- _PROBLEM REQUIREMENTS_: Your answer should be one number: how many lines of the data include the string "grid"?

[Stored data entries]

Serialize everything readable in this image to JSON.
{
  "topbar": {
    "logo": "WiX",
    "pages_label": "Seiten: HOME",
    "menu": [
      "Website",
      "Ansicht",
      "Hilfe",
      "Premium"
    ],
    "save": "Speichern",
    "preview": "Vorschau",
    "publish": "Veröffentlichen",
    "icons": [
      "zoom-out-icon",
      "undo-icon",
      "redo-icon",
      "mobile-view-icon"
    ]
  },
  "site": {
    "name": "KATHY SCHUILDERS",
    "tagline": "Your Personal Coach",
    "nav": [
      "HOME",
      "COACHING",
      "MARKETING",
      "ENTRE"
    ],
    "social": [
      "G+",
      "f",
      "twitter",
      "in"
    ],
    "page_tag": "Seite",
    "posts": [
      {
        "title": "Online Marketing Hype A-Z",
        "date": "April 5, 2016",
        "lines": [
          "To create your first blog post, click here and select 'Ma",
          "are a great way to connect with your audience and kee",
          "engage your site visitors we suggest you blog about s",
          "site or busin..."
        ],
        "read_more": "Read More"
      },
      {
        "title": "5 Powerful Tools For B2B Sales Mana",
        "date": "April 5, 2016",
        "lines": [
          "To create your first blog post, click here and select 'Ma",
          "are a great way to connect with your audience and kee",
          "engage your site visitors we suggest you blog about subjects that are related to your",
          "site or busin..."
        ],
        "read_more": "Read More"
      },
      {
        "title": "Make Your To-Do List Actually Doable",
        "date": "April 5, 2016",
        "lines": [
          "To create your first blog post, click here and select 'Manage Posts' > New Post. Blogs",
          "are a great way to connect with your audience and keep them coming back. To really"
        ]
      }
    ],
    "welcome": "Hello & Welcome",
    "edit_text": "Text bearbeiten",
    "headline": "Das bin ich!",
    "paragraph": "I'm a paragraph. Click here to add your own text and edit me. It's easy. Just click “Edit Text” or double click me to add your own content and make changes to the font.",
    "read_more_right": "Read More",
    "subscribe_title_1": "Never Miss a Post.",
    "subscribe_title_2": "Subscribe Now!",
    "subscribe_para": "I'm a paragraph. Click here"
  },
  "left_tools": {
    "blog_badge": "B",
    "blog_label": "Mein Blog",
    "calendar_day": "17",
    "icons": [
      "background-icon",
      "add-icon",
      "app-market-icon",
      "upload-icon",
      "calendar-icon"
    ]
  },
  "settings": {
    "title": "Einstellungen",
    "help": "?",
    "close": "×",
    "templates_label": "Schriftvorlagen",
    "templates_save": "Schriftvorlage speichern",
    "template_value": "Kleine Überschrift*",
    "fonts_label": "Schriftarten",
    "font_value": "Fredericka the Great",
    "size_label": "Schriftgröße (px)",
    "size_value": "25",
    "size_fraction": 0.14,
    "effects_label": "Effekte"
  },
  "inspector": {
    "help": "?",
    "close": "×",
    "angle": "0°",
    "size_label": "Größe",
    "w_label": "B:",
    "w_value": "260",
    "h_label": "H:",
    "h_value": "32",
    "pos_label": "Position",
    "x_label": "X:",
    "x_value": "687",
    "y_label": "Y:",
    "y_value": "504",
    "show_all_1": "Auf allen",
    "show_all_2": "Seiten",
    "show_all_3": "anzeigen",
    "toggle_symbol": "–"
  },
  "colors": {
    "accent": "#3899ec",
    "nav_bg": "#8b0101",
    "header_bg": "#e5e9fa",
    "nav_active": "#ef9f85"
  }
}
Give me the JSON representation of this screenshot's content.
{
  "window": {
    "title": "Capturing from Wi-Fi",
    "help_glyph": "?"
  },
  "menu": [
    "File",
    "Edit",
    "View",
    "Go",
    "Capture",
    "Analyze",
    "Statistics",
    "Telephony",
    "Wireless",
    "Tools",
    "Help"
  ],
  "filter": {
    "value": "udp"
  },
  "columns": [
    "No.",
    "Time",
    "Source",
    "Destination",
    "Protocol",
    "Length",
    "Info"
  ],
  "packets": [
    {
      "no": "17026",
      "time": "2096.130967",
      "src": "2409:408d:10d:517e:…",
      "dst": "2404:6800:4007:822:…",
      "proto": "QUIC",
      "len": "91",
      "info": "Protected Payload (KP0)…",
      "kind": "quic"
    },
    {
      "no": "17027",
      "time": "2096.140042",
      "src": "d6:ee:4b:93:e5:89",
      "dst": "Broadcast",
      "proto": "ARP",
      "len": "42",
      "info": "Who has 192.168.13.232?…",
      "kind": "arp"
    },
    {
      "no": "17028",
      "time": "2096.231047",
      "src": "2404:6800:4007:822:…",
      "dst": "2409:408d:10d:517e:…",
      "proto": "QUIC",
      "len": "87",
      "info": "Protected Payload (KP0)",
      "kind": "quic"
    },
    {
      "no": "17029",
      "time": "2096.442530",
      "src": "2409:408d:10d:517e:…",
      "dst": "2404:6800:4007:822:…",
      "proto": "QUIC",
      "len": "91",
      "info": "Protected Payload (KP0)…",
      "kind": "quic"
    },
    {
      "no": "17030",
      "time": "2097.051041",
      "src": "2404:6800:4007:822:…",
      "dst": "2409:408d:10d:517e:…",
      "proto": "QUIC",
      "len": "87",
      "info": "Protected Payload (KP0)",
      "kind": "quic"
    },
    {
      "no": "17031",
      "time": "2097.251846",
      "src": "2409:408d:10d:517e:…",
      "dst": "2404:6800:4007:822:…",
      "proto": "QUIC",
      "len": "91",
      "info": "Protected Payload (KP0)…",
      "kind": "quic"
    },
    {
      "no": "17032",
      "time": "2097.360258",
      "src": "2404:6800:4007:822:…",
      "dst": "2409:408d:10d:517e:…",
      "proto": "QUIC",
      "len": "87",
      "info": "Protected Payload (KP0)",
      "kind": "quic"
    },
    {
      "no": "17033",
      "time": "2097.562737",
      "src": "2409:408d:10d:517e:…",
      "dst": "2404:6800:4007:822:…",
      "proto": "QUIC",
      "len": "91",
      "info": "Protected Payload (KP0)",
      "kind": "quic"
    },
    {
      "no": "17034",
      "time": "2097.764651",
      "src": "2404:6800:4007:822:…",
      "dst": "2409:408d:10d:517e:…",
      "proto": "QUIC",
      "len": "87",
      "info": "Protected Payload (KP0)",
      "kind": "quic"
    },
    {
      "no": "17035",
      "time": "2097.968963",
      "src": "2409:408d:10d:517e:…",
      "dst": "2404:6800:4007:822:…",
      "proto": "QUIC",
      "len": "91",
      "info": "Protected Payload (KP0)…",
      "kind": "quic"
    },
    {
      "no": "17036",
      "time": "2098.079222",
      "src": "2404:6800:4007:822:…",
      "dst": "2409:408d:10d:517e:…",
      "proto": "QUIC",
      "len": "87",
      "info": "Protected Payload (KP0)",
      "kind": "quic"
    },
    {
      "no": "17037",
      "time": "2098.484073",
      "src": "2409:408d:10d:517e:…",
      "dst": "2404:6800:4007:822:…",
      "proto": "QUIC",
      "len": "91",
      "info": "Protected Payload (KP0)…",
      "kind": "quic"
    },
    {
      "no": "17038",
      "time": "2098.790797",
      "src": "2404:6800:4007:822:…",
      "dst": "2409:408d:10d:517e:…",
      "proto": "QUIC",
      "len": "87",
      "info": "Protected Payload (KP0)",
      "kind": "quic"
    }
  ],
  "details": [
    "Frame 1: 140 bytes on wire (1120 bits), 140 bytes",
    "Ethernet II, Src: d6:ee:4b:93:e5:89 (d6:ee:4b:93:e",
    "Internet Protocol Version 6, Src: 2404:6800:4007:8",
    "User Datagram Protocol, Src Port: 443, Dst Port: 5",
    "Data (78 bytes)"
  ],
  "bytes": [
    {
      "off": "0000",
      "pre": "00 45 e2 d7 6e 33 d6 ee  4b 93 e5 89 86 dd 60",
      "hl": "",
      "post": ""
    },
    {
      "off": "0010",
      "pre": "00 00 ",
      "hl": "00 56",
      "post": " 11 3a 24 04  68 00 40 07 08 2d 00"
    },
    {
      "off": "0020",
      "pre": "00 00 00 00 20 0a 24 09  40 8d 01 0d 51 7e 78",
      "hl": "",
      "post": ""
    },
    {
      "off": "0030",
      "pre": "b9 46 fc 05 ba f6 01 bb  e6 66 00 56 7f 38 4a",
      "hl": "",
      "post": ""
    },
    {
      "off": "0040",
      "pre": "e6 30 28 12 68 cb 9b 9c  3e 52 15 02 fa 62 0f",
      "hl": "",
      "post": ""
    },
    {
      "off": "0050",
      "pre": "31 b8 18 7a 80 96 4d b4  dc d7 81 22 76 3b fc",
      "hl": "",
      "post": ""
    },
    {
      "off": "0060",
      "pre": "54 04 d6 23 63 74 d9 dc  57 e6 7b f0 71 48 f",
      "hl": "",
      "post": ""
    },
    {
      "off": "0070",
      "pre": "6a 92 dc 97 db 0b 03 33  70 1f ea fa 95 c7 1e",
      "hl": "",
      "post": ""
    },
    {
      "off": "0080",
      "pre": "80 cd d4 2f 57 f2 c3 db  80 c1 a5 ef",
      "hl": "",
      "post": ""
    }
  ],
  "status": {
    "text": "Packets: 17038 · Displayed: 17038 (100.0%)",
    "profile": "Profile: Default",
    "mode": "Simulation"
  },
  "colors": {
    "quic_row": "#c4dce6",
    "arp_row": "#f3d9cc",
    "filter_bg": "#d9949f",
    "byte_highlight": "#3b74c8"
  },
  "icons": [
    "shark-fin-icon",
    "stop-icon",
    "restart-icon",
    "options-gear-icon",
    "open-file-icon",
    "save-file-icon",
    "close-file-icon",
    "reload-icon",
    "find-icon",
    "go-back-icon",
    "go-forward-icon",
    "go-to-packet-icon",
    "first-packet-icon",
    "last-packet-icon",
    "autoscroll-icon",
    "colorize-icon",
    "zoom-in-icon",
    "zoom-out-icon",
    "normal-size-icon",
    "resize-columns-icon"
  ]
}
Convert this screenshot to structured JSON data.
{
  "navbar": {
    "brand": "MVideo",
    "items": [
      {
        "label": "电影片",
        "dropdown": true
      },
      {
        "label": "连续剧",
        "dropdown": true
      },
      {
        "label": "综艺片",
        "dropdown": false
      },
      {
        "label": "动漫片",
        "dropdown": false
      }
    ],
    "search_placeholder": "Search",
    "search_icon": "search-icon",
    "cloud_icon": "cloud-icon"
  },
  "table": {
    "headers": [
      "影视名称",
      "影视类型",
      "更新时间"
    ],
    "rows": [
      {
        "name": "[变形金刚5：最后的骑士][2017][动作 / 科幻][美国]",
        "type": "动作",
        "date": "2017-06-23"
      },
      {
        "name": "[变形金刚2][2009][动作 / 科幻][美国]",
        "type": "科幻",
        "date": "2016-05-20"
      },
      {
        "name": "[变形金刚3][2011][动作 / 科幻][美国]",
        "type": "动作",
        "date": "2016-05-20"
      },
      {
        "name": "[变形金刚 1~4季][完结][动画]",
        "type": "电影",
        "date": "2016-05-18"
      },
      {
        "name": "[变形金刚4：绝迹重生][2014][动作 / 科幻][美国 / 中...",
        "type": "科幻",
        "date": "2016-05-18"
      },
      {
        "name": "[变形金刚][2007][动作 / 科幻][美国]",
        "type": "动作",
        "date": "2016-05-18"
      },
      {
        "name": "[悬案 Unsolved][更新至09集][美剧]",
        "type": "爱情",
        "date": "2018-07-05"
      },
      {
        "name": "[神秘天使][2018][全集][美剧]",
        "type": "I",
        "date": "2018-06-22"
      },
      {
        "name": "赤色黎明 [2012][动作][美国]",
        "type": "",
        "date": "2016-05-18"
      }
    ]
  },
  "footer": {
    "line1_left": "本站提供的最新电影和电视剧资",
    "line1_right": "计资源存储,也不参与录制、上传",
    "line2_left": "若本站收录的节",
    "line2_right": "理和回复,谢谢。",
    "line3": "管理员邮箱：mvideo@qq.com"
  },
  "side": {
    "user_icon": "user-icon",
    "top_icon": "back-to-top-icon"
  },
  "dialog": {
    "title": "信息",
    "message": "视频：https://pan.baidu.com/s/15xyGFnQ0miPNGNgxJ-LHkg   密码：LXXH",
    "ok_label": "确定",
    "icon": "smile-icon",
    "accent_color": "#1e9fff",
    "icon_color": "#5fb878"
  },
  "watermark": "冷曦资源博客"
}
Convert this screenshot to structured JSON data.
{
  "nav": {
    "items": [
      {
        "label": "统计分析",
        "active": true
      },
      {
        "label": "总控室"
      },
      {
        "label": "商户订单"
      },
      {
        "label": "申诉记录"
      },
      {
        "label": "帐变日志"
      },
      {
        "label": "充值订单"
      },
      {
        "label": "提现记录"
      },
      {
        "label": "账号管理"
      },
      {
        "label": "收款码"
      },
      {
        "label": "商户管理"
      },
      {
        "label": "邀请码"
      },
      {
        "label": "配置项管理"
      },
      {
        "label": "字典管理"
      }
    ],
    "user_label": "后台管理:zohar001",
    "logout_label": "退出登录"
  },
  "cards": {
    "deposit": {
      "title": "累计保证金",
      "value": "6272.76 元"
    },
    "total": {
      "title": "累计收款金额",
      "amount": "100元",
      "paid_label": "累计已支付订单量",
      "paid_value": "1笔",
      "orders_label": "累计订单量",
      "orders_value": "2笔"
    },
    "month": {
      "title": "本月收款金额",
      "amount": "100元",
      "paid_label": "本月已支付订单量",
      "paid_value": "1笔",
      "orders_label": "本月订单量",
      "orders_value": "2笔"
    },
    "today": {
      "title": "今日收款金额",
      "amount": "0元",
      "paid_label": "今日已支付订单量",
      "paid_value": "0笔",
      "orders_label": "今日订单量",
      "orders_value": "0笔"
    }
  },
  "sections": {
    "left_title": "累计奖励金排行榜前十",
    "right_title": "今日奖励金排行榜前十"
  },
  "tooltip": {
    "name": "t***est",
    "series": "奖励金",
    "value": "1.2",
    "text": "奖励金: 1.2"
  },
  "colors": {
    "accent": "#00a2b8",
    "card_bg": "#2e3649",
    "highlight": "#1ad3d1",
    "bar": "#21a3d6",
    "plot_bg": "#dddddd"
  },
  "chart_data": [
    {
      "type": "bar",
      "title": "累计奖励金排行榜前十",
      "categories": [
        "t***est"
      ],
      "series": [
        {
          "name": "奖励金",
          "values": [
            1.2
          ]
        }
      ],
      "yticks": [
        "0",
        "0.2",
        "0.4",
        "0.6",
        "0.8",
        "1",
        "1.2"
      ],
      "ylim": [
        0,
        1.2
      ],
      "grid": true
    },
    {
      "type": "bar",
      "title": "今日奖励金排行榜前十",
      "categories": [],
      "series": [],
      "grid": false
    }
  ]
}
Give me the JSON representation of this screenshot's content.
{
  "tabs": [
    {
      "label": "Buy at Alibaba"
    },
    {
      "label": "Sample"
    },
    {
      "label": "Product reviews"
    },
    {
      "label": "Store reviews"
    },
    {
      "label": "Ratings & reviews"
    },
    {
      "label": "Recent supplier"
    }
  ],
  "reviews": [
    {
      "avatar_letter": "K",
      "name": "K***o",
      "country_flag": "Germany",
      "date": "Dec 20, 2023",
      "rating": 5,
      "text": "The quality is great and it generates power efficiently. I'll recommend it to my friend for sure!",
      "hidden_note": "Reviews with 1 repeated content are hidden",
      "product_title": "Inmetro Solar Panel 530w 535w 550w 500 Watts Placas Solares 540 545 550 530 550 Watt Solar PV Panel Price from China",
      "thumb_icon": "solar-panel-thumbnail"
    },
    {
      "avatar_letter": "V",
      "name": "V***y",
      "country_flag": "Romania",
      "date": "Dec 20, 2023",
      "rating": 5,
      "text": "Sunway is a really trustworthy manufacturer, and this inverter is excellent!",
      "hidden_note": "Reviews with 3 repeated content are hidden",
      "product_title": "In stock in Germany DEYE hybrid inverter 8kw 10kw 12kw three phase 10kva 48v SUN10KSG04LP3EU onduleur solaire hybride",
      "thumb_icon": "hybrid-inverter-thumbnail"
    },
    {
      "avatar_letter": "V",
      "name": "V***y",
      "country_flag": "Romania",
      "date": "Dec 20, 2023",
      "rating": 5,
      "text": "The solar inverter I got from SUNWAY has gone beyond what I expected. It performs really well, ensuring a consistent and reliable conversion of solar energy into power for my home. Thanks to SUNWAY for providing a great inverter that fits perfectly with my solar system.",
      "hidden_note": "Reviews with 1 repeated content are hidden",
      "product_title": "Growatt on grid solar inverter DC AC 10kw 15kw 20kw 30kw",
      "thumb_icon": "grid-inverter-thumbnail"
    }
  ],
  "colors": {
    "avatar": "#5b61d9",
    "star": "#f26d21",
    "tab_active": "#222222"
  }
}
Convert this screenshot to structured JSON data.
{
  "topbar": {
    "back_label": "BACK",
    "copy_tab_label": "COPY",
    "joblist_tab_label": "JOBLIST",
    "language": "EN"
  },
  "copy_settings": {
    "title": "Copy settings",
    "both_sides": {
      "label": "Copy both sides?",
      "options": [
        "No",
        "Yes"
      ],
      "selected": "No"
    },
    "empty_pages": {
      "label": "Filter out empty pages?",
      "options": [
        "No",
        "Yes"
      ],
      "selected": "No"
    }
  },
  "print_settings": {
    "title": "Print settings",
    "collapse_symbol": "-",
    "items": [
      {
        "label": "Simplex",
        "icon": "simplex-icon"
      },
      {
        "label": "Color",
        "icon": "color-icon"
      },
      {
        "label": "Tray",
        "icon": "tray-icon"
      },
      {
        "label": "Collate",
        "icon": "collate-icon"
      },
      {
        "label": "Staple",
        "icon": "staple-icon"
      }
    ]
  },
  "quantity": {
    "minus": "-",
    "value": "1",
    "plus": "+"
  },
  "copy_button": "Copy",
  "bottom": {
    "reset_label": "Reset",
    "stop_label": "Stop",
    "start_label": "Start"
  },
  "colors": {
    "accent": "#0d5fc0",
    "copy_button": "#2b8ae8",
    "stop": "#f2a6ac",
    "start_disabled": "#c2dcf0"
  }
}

- _WRITTEN SOLUTION_: 4